### What the task asks:
Reproduce the records below word for word, starting at the first line and ending at the line that contains "paragraph: Μια άμεση προειδοποίηση μπορεί", with both of those lines included.

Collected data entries
┌────────

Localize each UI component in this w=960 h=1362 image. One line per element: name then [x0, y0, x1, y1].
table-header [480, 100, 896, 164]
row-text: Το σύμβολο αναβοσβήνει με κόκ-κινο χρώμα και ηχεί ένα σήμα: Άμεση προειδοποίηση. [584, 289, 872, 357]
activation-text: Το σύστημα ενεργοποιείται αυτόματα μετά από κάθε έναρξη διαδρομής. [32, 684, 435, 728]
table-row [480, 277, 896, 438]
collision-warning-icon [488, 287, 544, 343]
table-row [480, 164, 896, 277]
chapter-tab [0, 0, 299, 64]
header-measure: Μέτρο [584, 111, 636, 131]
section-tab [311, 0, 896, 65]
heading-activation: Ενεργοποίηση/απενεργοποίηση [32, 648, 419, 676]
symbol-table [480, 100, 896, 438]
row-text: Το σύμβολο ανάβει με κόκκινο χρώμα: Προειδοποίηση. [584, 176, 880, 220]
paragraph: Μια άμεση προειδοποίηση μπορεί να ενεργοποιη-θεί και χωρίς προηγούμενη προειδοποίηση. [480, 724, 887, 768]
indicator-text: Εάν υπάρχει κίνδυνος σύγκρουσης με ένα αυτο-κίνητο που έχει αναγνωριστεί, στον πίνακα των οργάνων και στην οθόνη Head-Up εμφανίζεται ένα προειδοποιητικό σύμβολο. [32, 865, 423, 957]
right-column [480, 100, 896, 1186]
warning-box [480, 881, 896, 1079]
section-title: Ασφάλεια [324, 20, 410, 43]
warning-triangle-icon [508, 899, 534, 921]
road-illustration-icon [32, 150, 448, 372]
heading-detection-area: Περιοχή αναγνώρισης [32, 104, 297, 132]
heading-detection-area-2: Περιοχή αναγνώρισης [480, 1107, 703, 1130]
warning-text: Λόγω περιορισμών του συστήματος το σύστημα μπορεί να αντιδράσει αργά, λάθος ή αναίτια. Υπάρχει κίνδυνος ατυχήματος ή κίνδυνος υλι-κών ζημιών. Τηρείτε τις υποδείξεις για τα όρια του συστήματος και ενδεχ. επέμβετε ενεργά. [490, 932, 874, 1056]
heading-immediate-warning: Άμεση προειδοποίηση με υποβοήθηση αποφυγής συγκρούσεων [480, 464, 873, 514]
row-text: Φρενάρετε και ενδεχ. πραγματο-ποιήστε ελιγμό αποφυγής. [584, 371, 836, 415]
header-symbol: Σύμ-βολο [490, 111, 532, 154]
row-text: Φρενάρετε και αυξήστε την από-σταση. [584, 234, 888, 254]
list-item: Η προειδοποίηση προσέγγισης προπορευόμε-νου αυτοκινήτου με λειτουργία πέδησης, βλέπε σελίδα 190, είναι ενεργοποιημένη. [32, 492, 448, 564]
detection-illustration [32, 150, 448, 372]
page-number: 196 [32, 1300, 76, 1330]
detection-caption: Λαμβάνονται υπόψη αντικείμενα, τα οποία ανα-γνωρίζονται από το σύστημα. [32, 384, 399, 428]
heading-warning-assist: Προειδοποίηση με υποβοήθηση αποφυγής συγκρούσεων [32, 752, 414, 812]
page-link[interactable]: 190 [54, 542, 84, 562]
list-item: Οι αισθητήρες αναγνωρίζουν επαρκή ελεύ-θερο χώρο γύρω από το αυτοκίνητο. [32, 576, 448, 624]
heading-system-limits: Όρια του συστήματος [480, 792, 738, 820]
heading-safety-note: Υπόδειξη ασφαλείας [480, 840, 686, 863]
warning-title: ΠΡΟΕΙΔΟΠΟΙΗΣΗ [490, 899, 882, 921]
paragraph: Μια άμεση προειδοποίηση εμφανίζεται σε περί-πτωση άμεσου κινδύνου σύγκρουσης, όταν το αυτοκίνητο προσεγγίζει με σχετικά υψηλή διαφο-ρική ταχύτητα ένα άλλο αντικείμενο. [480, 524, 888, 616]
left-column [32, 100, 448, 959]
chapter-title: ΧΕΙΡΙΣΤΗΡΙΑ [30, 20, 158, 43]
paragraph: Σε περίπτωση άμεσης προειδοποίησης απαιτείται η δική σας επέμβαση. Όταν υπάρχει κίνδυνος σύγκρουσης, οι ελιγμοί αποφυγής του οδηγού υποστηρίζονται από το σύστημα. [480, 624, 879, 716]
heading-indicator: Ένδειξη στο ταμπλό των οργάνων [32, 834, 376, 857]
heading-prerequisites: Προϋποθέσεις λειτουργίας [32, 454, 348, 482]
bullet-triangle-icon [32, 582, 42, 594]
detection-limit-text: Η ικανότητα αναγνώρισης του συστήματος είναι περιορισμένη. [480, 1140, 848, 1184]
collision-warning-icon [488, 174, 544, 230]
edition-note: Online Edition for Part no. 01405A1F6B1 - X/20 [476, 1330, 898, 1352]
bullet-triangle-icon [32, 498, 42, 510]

└────────

### Output:
Localize each UI component in this w=960 h=1362 image. One line per element: name then [x0, y0, x1, y1].
table-header [480, 100, 896, 164]
row-text: Το σύμβολο αναβοσβήνει με κόκ-κινο χρώμα και ηχεί ένα σήμα: Άμεση προειδοποίηση. [584, 289, 872, 357]
activation-text: Το σύστημα ενεργοποιείται αυτόματα μετά από κάθε έναρξη διαδρομής. [32, 684, 435, 728]
table-row [480, 277, 896, 438]
collision-warning-icon [488, 287, 544, 343]
table-row [480, 164, 896, 277]
chapter-tab [0, 0, 299, 64]
header-measure: Μέτρο [584, 111, 636, 131]
section-tab [311, 0, 896, 65]
heading-activation: Ενεργοποίηση/απενεργοποίηση [32, 648, 419, 676]
symbol-table [480, 100, 896, 438]
row-text: Το σύμβολο ανάβει με κόκκινο χρώμα: Προειδοποίηση. [584, 176, 880, 220]
paragraph: Μια άμεση προειδοποίηση μπορεί να ενεργοποιη-θεί και χωρίς προηγούμενη προειδοποίηση. [480, 724, 887, 768]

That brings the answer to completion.